*Objective*: Check every line of the material below for the string "title", and return the ones that have it.

*Records provided*:
______________________________

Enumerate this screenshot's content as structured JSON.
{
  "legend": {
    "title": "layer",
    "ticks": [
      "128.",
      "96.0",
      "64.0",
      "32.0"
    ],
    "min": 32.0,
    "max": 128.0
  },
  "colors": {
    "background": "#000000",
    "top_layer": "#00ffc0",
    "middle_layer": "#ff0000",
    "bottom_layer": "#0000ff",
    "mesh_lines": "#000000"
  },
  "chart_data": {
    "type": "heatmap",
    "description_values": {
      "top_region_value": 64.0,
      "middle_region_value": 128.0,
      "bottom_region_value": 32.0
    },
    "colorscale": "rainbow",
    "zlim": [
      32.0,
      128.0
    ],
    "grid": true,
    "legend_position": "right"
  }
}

______________________________

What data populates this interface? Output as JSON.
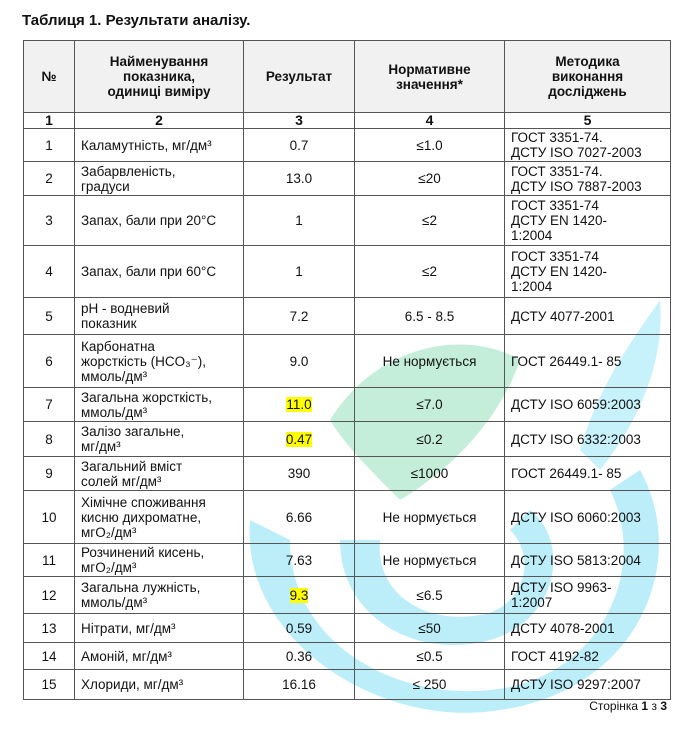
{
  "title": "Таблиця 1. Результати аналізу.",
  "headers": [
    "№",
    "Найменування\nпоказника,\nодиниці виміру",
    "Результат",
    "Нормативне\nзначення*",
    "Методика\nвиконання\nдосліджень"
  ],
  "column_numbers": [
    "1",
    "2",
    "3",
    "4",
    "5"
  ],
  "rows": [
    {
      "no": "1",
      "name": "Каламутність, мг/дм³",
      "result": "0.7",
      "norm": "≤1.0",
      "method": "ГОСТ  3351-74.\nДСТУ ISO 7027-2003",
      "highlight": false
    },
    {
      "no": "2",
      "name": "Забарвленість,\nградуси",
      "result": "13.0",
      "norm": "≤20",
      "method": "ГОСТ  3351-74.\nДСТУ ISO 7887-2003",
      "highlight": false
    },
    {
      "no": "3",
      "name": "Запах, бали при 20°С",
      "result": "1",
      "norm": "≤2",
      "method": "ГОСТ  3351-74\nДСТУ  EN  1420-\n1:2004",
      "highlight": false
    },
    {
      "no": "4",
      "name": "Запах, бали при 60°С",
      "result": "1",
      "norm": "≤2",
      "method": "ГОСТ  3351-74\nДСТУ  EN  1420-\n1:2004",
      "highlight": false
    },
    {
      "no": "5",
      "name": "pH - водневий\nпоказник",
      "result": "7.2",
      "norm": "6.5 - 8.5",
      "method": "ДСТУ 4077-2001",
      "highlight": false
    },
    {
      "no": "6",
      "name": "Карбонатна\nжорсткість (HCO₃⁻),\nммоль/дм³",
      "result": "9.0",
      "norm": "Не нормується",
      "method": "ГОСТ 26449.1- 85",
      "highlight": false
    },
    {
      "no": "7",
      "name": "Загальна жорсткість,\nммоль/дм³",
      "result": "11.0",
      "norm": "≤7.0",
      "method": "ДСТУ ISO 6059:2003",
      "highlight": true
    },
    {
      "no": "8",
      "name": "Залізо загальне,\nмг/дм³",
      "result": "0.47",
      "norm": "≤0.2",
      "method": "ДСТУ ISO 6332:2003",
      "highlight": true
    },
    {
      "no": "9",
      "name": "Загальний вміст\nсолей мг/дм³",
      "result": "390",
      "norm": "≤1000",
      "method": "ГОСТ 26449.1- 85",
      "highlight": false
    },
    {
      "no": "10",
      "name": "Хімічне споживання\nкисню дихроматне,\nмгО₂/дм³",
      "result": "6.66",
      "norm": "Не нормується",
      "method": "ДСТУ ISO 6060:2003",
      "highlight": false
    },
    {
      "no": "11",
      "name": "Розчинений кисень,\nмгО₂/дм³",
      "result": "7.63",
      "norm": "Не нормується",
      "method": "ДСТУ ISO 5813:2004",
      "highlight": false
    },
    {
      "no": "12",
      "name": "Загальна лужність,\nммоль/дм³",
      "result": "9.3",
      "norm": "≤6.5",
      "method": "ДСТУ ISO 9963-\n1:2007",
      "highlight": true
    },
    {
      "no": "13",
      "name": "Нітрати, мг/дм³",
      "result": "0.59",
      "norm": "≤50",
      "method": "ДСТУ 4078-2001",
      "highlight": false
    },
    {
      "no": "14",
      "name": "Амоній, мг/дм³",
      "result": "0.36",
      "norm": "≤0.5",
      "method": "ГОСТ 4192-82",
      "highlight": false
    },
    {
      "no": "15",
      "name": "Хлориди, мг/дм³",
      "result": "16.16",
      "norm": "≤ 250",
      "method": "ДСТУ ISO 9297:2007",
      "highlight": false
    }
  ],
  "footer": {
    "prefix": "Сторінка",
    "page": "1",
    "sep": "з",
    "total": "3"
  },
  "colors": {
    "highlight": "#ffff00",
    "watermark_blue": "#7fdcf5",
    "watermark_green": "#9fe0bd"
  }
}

______________________________

*Response for this exercise*:
    "title": "layer",
  "title": "Таблиця 1. Результати аналізу.",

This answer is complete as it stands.